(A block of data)
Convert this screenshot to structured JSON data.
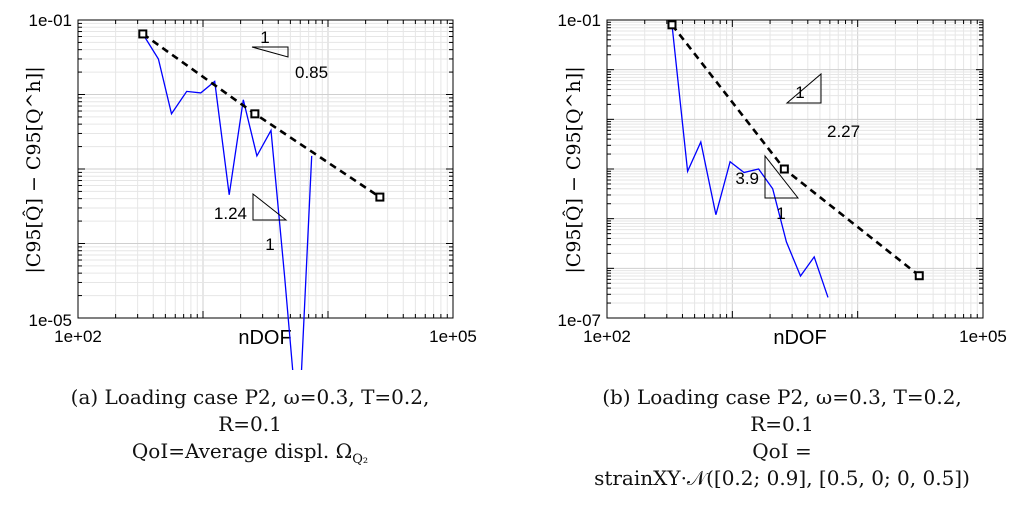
{
  "chart_data": [
    {
      "type": "line",
      "xscale": "log",
      "yscale": "log",
      "xlim": [
        100,
        100000
      ],
      "ylim": [
        1e-05,
        0.1
      ],
      "xlabel": "nDOF",
      "ylabel": "|C95[Q̂] − C95[Q^h]|",
      "xticks": [
        "1e+02",
        "1e+05"
      ],
      "yticks": [
        "1e-01",
        "1e-05"
      ],
      "grid": true,
      "series": [
        {
          "style": "solid",
          "color": "#0000ff",
          "x": [
            330,
            440,
            560,
            740,
            960,
            1240,
            1620,
            2100,
            2700,
            3500,
            4500,
            5800,
            7400
          ],
          "y": [
            0.065,
            0.03,
            0.0055,
            0.011,
            0.0105,
            0.015,
            0.00045,
            0.0085,
            0.0015,
            0.0033,
            3.5e-05,
            2.6e-07,
            0.0015
          ]
        },
        {
          "style": "dashed",
          "marker": "square",
          "color": "#000000",
          "x": [
            330,
            2600,
            26000
          ],
          "y": [
            0.065,
            0.0055,
            0.00042
          ]
        }
      ],
      "annotations": [
        {
          "top": "1",
          "side": "0.85"
        },
        {
          "side": "1.24",
          "bottom": "1"
        }
      ],
      "caption": {
        "line1": "(a) Loading case P2, ω=0.3, T=0.2,",
        "line2": "R=0.1",
        "line3": "QoI=Average displ. Ω",
        "line3_sub": "Q₂"
      }
    },
    {
      "type": "line",
      "xscale": "log",
      "yscale": "log",
      "xlim": [
        100,
        100000
      ],
      "ylim": [
        1e-07,
        0.1
      ],
      "xlabel": "nDOF",
      "ylabel": "|C95[Q̂] − C95[Q^h]|",
      "xticks": [
        "1e+02",
        "1e+05"
      ],
      "yticks": [
        "1e-01",
        "1e-07"
      ],
      "grid": true,
      "series": [
        {
          "style": "solid",
          "color": "#0000ff",
          "x": [
            330,
            440,
            560,
            740,
            960,
            1240,
            1620,
            2100,
            2700,
            3500,
            4500,
            5800
          ],
          "y": [
            0.08,
            9e-05,
            0.00035,
            1.2e-05,
            0.00014,
            8.5e-05,
            0.0001,
            4e-05,
            3.4e-06,
            7e-07,
            1.7e-06,
            2.6e-07
          ]
        },
        {
          "style": "dashed",
          "marker": "square",
          "color": "#000000",
          "x": [
            330,
            2600,
            31000
          ],
          "y": [
            0.08,
            0.0001,
            7.1e-07
          ]
        }
      ],
      "annotations": [
        {
          "top": "1",
          "side": "2.27"
        },
        {
          "side": "3.9",
          "bottom": "1"
        }
      ],
      "caption": {
        "line1": "(b) Loading case P2, ω=0.3, T=0.2,",
        "line2": "R=0.1",
        "line3": "QoI =",
        "line4": "strainXY·𝒩([0.2; 0.9], [0.5, 0; 0, 0.5])"
      }
    }
  ]
}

Stated problem
Every entry above is to be set down exactly; the pictures are to be left out.

Response for this exercise
Convert this screenshot to structured JSON data.
{
  "chart_data": [
    {
      "type": "line",
      "xscale": "log",
      "yscale": "log",
      "xlim": [
        100,
        100000
      ],
      "ylim": [
        1e-05,
        0.1
      ],
      "xlabel": "nDOF",
      "ylabel": "|C95[Q̂] − C95[Q^h]|",
      "xticks": [
        "1e+02",
        "1e+05"
      ],
      "yticks": [
        "1e-01",
        "1e-05"
      ],
      "grid": true,
      "series": [
        {
          "style": "solid",
          "color": "#0000ff",
          "x": [
            330,
            440,
            560,
            740,
            960,
            1240,
            1620,
            2100,
            2700,
            3500,
            4500,
            5800,
            7400
          ],
          "y": [
            0.065,
            0.03,
            0.0055,
            0.011,
            0.0105,
            0.015,
            0.00045,
            0.0085,
            0.0015,
            0.0033,
            3.5e-05,
            2.6e-07,
            0.0015
          ]
        },
        {
          "style": "dashed",
          "marker": "square",
          "color": "#000000",
          "x": [
            330,
            2600,
            26000
          ],
          "y": [
            0.065,
            0.0055,
            0.00042
          ]
        }
      ],
      "annotations": [
        {
          "top": "1",
          "side": "0.85"
        },
        {
          "side": "1.24",
          "bottom": "1"
        }
      ],
      "caption": {
        "line1": "(a) Loading case P2, ω=0.3, T=0.2,",
        "line2": "R=0.1",
        "line3": "QoI=Average displ. Ω",
        "line3_sub": "Q₂"
      }
    },
    {
      "type": "line",
      "xscale": "log",
      "yscale": "log",
      "xlim": [
        100,
        100000
      ],
      "ylim": [
        1e-07,
        0.1
      ],
      "xlabel": "nDOF",
      "ylabel": "|C95[Q̂] − C95[Q^h]|",
      "xticks": [
        "1e+02",
        "1e+05"
      ],
      "yticks": [
        "1e-01",
        "1e-07"
      ],
      "grid": true,
      "series": [
        {
          "style": "solid",
          "color": "#0000ff",
          "x": [
            330,
            440,
            560,
            740,
            960,
            1240,
            1620,
            2100,
            2700,
            3500,
            4500,
            5800
          ],
          "y": [
            0.08,
            9e-05,
            0.00035,
            1.2e-05,
            0.00014,
            8.5e-05,
            0.0001,
            4e-05,
            3.4e-06,
            7e-07,
            1.7e-06,
            2.6e-07
          ]
        },
        {
          "style": "dashed",
          "marker": "square",
          "color": "#000000",
          "x": [
            330,
            2600,
            31000
          ],
          "y": [
            0.08,
            0.0001,
            7.1e-07
          ]
        }
      ],
      "annotations": [
        {
          "top": "1",
          "side": "2.27"
        },
        {
          "side": "3.9",
          "bottom": "1"
        }
      ],
      "caption": {
        "line1": "(b) Loading case P2, ω=0.3, T=0.2,",
        "line2": "R=0.1",
        "line3": "QoI =",
        "line4": "strainXY·𝒩([0.2; 0.9], [0.5, 0; 0, 0.5])"
      }
    }
  ]
}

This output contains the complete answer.